REQUIREMENTS. Transcribe every entry word for word, leaving out all images.

RECORDS PROVIDED.
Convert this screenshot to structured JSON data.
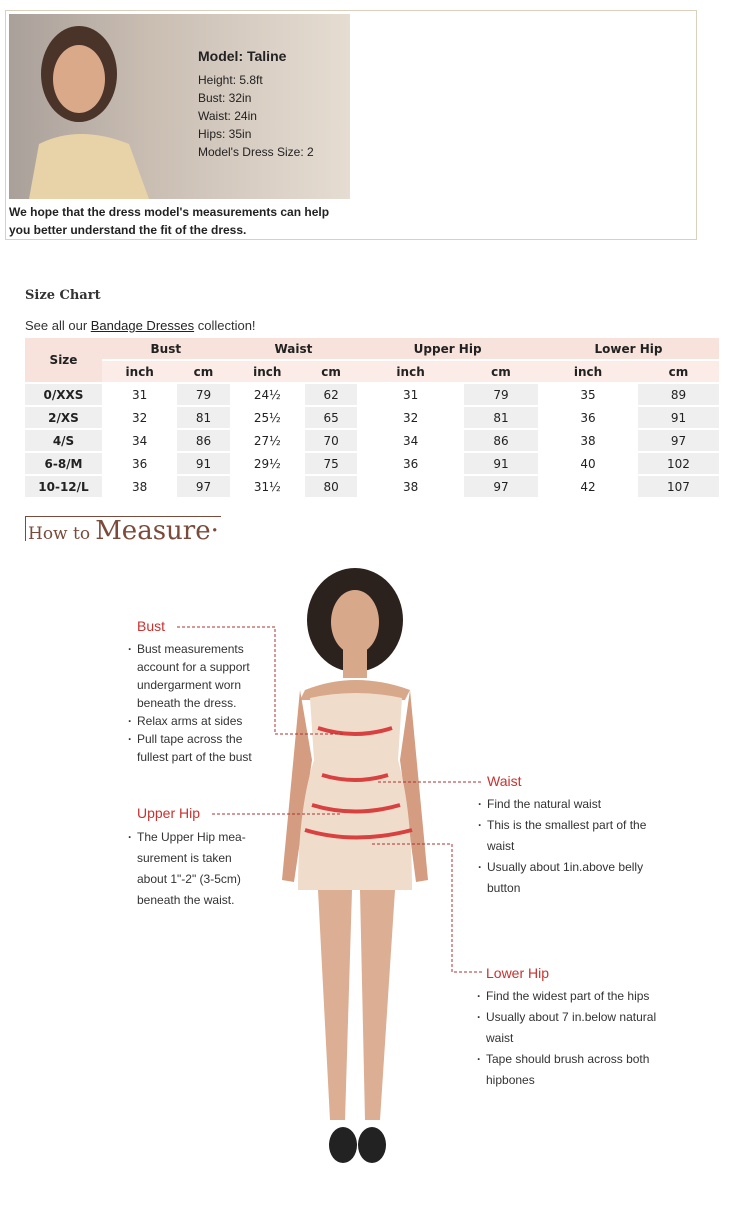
{
  "model": {
    "name": "Model: Taline",
    "height": "Height: 5.8ft",
    "bust": "Bust: 32in",
    "waist": "Waist: 24in",
    "hips": "Hips: 35in",
    "dress_size": "Model's Dress Size: 2",
    "note": "We hope that the dress model's measurements can help you better understand the fit of the dress."
  },
  "size_chart": {
    "title": "Size Chart",
    "see_all_prefix": "See all our ",
    "link": "Bandage Dresses",
    "see_all_suffix": " collection!",
    "headers": {
      "size": "Size",
      "groups": [
        "Bust",
        "Waist",
        "Upper Hip",
        "Lower Hip"
      ],
      "units": [
        "inch",
        "cm",
        "inch",
        "cm",
        "inch",
        "cm",
        "inch",
        "cm"
      ]
    },
    "rows": [
      [
        "0/XXS",
        "31",
        "79",
        "24½",
        "62",
        "31",
        "79",
        "35",
        "89"
      ],
      [
        "2/XS",
        "32",
        "81",
        "25½",
        "65",
        "32",
        "81",
        "36",
        "91"
      ],
      [
        "4/S",
        "34",
        "86",
        "27½",
        "70",
        "34",
        "86",
        "38",
        "97"
      ],
      [
        "6-8/M",
        "36",
        "91",
        "29½",
        "75",
        "36",
        "91",
        "40",
        "102"
      ],
      [
        "10-12/L",
        "38",
        "97",
        "31½",
        "80",
        "38",
        "97",
        "42",
        "107"
      ]
    ]
  },
  "how_to": {
    "small": "How to",
    "big": "Measure"
  },
  "accent": "#c8322f",
  "bust": {
    "label": "Bust",
    "items": [
      "Bust measurements account for a support undergarment worn beneath the dress.",
      "Relax arms at sides",
      "Pull tape across the fullest part of the bust"
    ]
  },
  "upper_hip": {
    "label": "Upper Hip",
    "items": [
      "The Upper Hip mea- surement is taken about 1\"-2\" (3-5cm) beneath the waist."
    ]
  },
  "waist": {
    "label": "Waist",
    "items": [
      "Find the natural waist",
      "This is the smallest part of the waist",
      "Usually about 1in.above belly button"
    ]
  },
  "lower_hip": {
    "label": "Lower Hip",
    "items": [
      "Find the widest part of the hips",
      "Usually about 7 in.below natural waist",
      "Tape should brush across both hipbones"
    ]
  }
}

ANSWER FOR THE TASK.
Convert this screenshot to structured JSON data.
{
  "model": {
    "name": "Model: Taline",
    "height": "Height: 5.8ft",
    "bust": "Bust: 32in",
    "waist": "Waist: 24in",
    "hips": "Hips: 35in",
    "dress_size": "Model's Dress Size: 2",
    "note": "We hope that the dress model's measurements can help you better understand the fit of the dress."
  },
  "size_chart": {
    "title": "Size Chart",
    "see_all_prefix": "See all our ",
    "link": "Bandage Dresses",
    "see_all_suffix": " collection!",
    "headers": {
      "size": "Size",
      "groups": [
        "Bust",
        "Waist",
        "Upper Hip",
        "Lower Hip"
      ],
      "units": [
        "inch",
        "cm",
        "inch",
        "cm",
        "inch",
        "cm",
        "inch",
        "cm"
      ]
    },
    "rows": [
      [
        "0/XXS",
        "31",
        "79",
        "24½",
        "62",
        "31",
        "79",
        "35",
        "89"
      ],
      [
        "2/XS",
        "32",
        "81",
        "25½",
        "65",
        "32",
        "81",
        "36",
        "91"
      ],
      [
        "4/S",
        "34",
        "86",
        "27½",
        "70",
        "34",
        "86",
        "38",
        "97"
      ],
      [
        "6-8/M",
        "36",
        "91",
        "29½",
        "75",
        "36",
        "91",
        "40",
        "102"
      ],
      [
        "10-12/L",
        "38",
        "97",
        "31½",
        "80",
        "38",
        "97",
        "42",
        "107"
      ]
    ]
  },
  "how_to": {
    "small": "How to",
    "big": "Measure"
  },
  "accent": "#c8322f",
  "bust": {
    "label": "Bust",
    "items": [
      "Bust measurements account for a support undergarment worn beneath the dress.",
      "Relax arms at sides",
      "Pull tape across the fullest part of the bust"
    ]
  },
  "upper_hip": {
    "label": "Upper Hip",
    "items": [
      "The Upper Hip mea- surement is taken about 1\"-2\" (3-5cm) beneath the waist."
    ]
  },
  "waist": {
    "label": "Waist",
    "items": [
      "Find the natural waist",
      "This is the smallest part of the waist",
      "Usually about 1in.above belly button"
    ]
  },
  "lower_hip": {
    "label": "Lower Hip",
    "items": [
      "Find the widest part of the hips",
      "Usually about 7 in.below natural waist",
      "Tape should brush across both hipbones"
    ]
  }
}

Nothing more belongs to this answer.